Data records:
* BEGIN *
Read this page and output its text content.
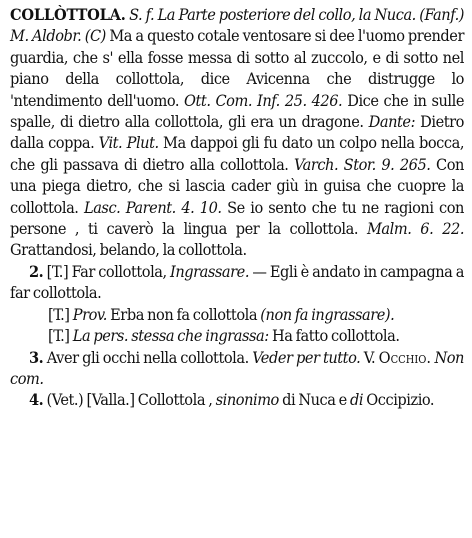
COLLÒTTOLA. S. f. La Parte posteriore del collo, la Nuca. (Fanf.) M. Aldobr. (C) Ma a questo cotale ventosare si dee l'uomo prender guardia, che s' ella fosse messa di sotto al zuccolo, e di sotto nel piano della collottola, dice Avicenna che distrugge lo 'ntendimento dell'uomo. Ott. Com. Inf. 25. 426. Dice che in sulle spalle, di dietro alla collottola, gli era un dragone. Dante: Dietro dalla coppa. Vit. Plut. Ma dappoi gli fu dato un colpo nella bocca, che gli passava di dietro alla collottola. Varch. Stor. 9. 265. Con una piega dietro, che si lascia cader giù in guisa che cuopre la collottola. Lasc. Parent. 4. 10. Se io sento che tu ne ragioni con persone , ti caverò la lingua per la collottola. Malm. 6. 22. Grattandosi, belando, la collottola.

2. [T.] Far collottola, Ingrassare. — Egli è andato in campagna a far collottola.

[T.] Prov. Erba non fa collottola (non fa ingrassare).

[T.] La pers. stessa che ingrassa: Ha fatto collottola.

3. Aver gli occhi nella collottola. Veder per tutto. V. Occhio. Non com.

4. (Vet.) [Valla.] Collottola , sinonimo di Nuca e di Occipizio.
* END *
* BEGIN *
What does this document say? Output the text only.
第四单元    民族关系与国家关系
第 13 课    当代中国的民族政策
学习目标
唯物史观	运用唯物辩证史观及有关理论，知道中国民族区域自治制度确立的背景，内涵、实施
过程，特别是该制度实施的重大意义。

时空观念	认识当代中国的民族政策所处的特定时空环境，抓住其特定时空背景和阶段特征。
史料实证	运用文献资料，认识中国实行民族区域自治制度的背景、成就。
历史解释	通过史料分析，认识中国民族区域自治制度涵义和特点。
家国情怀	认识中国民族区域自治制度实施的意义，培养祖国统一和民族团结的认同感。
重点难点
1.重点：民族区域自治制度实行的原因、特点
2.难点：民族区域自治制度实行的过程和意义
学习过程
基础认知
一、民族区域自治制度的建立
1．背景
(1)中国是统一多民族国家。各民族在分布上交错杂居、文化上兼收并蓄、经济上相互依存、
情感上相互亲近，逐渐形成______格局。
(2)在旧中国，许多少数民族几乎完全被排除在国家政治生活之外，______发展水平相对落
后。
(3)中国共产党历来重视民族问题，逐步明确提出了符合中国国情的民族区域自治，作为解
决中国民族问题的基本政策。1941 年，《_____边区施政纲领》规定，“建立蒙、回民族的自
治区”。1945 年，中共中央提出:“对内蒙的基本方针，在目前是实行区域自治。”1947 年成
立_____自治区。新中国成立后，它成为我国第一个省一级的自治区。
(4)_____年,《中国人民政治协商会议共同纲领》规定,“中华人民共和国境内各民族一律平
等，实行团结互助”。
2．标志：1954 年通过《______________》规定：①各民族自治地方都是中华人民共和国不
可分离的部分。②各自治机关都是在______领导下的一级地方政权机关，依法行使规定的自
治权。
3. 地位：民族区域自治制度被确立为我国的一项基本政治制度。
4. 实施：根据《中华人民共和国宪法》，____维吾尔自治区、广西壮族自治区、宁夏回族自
* END *
* BEGIN *
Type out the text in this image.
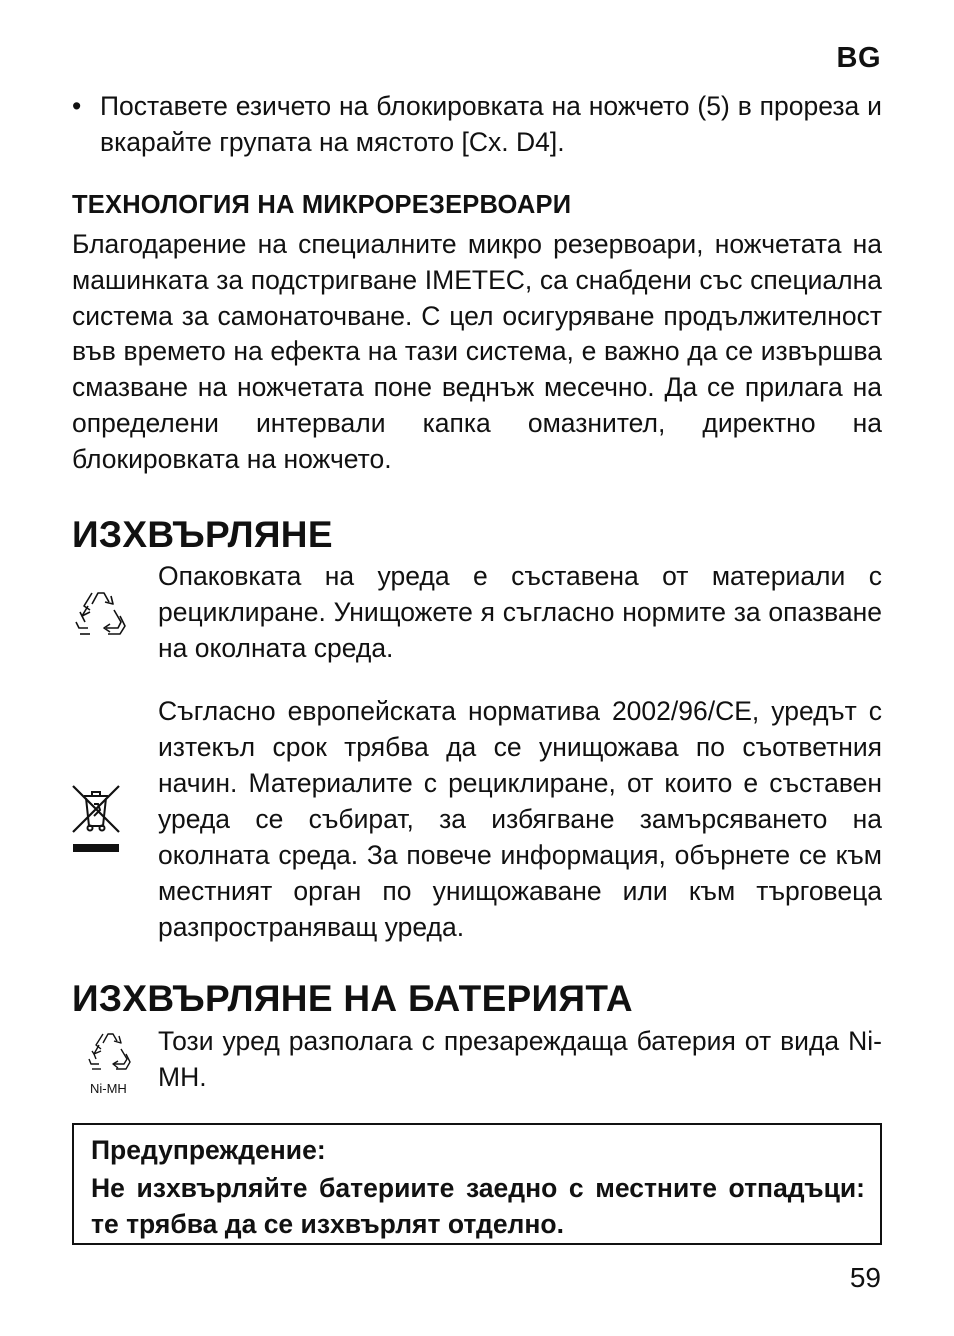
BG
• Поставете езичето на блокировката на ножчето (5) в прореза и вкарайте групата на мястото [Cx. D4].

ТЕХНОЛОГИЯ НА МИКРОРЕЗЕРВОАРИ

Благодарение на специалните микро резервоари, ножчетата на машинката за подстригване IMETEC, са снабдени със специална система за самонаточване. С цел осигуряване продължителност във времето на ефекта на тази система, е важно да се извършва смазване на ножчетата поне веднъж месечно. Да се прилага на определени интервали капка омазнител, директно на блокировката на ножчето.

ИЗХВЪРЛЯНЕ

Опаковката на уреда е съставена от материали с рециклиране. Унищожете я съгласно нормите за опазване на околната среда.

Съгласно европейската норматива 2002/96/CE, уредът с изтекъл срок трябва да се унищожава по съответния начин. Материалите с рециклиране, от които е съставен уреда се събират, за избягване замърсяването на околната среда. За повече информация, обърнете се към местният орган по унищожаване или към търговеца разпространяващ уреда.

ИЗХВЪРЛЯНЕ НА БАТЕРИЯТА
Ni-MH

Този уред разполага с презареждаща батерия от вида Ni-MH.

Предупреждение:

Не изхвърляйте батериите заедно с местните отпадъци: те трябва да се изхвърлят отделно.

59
* END *
### WHAT IS ASKED
Find the word "ИЗХВЪРЛЯНЕ" in the entries above and gather every line that holds it.

### RESULT
ИЗХВЪРЛЯНЕ
ИЗХВЪРЛЯНЕ НА БАТЕРИЯТА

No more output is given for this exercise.